Data selection criteria and quality assessment

Study selection was performed independently by two reviewers (Keer Ma and Yao Chen). Studies were excluded for the following reasons: (1) absence or unclear reporting of antibiotic resistance data; (2) non-original research (e.g. reviews, meta-analyses, conference abstracts) or studies focussing on drug metabolism; (3) unavailability of full text; (4) sample size with fewer than five isolates or the use of non-human clinical strains; (5) duplication of previously reported data. Any inconsistencies with the selection of the article were resolved by a third author (Gujie Pan) based on the criteria above to reduce mistakes.

__STUDY MATERIAL__.

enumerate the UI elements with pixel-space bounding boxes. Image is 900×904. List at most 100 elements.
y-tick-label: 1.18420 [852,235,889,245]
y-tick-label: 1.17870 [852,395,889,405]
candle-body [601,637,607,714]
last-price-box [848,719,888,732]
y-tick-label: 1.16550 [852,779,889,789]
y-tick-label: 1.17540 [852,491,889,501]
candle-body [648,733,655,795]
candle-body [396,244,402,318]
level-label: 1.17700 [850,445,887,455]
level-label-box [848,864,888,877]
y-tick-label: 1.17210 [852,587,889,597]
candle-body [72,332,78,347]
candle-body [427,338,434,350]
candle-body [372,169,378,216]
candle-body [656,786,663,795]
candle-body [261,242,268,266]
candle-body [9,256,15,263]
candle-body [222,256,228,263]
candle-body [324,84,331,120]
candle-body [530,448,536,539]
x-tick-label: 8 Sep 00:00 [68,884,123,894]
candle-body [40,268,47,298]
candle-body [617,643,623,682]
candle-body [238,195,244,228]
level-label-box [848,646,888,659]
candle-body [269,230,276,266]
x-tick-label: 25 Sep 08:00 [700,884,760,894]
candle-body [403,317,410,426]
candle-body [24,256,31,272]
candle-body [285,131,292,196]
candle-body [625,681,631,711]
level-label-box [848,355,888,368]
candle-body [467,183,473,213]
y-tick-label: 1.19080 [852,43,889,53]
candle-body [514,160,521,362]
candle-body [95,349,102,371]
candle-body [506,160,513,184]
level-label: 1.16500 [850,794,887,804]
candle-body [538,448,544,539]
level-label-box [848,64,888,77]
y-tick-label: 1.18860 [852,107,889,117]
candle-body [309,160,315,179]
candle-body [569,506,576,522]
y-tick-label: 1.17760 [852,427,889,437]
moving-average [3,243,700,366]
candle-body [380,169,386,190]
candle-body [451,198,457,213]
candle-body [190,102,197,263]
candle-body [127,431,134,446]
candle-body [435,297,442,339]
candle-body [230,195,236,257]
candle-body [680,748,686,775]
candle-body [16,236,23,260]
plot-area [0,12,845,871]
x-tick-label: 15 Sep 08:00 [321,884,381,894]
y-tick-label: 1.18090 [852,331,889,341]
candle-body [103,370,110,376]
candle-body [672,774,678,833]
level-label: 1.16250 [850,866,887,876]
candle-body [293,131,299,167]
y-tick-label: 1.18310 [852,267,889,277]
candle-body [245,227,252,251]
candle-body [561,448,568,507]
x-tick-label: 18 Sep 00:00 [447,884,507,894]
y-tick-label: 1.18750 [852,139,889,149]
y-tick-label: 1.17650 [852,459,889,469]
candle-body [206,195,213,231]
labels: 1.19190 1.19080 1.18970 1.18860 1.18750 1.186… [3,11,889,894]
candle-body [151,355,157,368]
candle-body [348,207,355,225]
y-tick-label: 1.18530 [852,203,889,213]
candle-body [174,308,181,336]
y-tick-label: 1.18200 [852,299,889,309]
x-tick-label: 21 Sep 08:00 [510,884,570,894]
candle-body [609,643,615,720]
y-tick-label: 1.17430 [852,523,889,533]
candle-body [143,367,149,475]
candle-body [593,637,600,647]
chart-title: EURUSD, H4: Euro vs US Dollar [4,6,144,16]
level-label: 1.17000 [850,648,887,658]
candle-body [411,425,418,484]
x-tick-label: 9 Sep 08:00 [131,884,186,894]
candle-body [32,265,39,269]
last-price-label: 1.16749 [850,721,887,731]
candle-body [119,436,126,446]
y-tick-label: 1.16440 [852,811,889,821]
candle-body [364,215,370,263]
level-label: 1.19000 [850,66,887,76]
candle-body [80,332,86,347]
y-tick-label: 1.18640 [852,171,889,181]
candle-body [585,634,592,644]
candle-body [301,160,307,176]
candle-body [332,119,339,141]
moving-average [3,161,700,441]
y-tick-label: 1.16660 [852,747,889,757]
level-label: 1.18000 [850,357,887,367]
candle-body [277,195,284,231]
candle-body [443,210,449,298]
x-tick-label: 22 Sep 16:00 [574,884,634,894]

__STUDY QUESTIONS__.
**A)** Write out the passage on data selection criteria verbatim, starting with "Data selection criteria" and going on through "to reduce mistakes.".
**B)** For each statement, state whether it agrees with the passage on data selection criteria, answering yes or no and quoting the words from the passage that decide it. (i) Study selection was carried out by a single reviewer. (ii) Conference abstracts were among the excluded types of research. (iii) Inconsistencies in article selection were settled by a third author.
**C)** According to the passage on data selection criteria, what sample size caused a study to be excluded?
The material was drawn from a separate source and is unrelated to the passage on data selection criteria.

__ACTIVITY ANSWERS__.
**A)**
Data selection criteria and quality assessment

Study selection was performed independently by two reviewers (Keer Ma and Yao Chen). Studies were excluded for the following reasons: (1) absence or unclear reporting of antibiotic resistance data; (2) non-original research (e.g. reviews, meta-analyses, conference abstracts) or studies focussing on drug metabolism; (3) unavailability of full text; (4) sample size with fewer than five isolates or the use of non-human clinical strains; (5) duplication of previously reported data. Any inconsistencies with the selection of the article were resolved by a third author (Gujie Pan) based on the criteria above to reduce mistakes.

**B)**
(i) No: "Study selection was performed independently by two reviewers (Keer Ma and Yao Chen)."
(ii) Yes: "non-original research (e.g. reviews, meta-analyses, conference abstracts)"
(iii) Yes: "Any inconsistencies with the selection of the article were resolved by a third author (Gujie Pan)"

**C)** A sample size of fewer than five isolates.